STATED TASK: Copy each line of the records that holds the string "тюфяков".

Dataset entries
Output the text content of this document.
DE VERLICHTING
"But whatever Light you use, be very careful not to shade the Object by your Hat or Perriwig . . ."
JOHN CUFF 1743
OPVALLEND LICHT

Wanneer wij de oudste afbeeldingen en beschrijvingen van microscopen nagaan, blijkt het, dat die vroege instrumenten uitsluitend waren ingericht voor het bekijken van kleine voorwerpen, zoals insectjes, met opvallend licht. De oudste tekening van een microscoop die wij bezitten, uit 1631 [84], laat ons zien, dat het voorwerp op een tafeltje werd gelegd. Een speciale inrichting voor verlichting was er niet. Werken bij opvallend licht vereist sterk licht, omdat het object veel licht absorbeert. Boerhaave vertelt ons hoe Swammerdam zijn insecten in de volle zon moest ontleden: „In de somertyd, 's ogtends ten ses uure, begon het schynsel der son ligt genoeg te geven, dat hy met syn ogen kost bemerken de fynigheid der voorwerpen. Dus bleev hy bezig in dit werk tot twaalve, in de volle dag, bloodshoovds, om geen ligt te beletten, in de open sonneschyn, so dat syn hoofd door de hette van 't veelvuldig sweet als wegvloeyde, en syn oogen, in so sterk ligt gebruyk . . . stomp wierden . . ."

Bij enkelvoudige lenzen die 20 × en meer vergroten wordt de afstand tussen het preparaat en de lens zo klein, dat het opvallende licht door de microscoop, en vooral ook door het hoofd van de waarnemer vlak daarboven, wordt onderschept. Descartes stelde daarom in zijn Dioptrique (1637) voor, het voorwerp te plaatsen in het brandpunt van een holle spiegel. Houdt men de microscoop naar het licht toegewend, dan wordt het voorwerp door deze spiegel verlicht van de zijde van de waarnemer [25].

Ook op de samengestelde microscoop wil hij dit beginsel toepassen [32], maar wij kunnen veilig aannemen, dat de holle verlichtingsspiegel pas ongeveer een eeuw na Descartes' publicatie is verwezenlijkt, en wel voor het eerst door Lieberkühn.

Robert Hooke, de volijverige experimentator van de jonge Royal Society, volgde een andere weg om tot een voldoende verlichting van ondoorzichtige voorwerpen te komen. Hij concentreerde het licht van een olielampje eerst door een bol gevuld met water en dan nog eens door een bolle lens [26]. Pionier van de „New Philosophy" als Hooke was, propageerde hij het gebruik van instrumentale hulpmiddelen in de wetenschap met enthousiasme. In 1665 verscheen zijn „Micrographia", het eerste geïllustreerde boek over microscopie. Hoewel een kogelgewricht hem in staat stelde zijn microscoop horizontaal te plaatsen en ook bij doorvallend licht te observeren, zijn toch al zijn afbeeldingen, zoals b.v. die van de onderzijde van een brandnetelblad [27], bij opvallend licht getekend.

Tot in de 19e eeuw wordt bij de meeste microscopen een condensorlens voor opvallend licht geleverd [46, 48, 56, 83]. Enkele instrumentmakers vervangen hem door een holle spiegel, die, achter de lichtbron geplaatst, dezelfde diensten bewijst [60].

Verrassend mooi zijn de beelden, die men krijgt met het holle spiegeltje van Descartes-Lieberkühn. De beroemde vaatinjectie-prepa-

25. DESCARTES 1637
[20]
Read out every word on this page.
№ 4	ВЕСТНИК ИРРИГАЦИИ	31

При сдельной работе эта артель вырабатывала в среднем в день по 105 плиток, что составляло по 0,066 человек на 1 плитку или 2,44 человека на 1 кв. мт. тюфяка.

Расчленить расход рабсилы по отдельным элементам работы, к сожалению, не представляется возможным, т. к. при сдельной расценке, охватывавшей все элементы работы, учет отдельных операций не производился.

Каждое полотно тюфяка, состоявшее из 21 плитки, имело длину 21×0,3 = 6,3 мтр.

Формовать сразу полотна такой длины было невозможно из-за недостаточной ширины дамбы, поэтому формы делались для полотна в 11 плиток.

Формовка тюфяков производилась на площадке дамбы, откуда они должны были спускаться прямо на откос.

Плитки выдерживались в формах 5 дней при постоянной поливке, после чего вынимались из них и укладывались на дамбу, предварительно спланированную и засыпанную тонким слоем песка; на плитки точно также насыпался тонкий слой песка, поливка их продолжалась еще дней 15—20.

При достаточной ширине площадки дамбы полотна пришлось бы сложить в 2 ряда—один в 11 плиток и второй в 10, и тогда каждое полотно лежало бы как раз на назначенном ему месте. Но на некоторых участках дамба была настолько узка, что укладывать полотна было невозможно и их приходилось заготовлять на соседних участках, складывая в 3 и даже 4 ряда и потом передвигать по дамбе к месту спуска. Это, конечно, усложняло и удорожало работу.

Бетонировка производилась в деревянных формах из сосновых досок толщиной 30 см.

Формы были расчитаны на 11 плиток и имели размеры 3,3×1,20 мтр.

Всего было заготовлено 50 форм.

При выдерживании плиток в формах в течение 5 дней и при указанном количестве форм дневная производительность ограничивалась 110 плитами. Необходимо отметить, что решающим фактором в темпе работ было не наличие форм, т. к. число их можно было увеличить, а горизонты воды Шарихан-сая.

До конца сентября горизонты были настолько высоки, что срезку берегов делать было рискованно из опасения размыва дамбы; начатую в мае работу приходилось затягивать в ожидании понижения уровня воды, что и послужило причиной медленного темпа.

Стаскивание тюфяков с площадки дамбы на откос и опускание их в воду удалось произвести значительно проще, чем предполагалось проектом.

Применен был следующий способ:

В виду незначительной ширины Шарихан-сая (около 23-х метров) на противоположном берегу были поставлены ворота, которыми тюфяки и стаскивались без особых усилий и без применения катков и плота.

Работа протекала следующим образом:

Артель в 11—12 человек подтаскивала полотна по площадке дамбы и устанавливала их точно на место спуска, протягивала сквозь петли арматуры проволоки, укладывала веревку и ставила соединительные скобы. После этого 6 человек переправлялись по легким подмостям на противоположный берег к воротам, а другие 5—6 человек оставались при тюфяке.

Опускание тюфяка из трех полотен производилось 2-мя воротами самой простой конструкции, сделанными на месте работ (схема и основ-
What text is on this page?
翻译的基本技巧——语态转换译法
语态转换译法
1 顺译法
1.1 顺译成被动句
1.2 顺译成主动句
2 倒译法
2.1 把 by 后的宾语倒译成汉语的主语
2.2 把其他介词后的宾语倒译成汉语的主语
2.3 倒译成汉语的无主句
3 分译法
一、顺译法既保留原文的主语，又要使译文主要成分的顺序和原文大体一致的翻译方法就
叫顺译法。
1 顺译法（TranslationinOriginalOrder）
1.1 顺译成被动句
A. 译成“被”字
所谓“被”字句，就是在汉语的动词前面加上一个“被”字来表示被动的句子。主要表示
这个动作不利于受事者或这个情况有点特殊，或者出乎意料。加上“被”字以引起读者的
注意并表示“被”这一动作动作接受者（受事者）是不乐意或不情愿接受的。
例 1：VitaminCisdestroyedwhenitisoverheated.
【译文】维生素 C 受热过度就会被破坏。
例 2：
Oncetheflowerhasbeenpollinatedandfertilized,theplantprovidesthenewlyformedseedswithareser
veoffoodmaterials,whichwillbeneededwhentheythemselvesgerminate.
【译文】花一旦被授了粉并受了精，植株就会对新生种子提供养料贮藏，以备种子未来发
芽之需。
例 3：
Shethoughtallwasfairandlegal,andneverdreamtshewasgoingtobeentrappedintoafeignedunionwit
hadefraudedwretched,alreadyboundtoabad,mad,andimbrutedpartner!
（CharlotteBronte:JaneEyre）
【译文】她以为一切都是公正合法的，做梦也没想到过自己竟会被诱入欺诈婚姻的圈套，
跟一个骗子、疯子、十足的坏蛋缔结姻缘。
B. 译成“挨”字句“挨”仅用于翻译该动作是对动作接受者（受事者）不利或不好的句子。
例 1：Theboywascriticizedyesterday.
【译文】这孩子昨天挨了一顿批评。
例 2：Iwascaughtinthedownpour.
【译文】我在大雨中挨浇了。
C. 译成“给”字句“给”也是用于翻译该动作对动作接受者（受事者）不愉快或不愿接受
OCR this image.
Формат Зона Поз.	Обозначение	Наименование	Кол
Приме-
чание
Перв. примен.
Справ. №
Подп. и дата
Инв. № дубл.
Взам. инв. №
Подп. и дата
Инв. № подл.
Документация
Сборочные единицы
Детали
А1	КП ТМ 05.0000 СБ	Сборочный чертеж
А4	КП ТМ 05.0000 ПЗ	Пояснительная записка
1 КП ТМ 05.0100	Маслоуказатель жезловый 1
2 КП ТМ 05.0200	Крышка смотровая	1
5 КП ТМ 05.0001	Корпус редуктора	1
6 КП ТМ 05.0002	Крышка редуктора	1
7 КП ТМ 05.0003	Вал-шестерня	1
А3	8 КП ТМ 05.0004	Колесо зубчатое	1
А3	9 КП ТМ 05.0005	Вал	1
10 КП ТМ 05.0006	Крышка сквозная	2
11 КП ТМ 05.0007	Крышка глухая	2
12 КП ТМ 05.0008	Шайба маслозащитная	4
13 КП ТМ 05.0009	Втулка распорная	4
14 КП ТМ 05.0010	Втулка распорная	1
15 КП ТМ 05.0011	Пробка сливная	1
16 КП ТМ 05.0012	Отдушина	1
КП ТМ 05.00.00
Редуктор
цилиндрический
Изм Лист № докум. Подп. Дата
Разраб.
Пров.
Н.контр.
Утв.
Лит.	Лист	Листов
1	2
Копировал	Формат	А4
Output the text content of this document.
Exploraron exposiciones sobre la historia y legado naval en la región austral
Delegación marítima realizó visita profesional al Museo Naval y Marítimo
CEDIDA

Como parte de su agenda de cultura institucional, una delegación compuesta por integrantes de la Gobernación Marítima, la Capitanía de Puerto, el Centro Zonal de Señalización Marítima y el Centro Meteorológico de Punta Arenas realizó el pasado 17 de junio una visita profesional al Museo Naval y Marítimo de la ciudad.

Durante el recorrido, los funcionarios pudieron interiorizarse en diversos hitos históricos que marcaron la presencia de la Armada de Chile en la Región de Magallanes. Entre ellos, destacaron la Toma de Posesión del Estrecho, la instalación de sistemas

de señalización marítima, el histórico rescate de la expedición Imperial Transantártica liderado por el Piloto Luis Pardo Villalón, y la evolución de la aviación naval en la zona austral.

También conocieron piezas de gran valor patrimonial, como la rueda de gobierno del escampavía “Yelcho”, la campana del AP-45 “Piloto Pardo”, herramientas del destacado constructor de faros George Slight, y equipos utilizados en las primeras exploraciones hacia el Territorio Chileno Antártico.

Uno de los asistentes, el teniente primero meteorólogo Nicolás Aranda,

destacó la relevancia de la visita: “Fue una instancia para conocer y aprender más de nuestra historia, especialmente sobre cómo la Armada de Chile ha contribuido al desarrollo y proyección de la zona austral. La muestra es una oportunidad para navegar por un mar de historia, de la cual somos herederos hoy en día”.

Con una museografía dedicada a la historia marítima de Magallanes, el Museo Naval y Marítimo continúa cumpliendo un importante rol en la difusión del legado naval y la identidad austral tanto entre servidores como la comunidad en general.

SOLUTION FOR THIS EXERCISE:
Формовка тюфяков производилась на площадке дамбы, откуда они должны были спускаться прямо на откос.
Стаскивание тюфяков с площадки дамбы на откос и опускание их в воду удалось произвести значительно проще, чем предполагалось проектом.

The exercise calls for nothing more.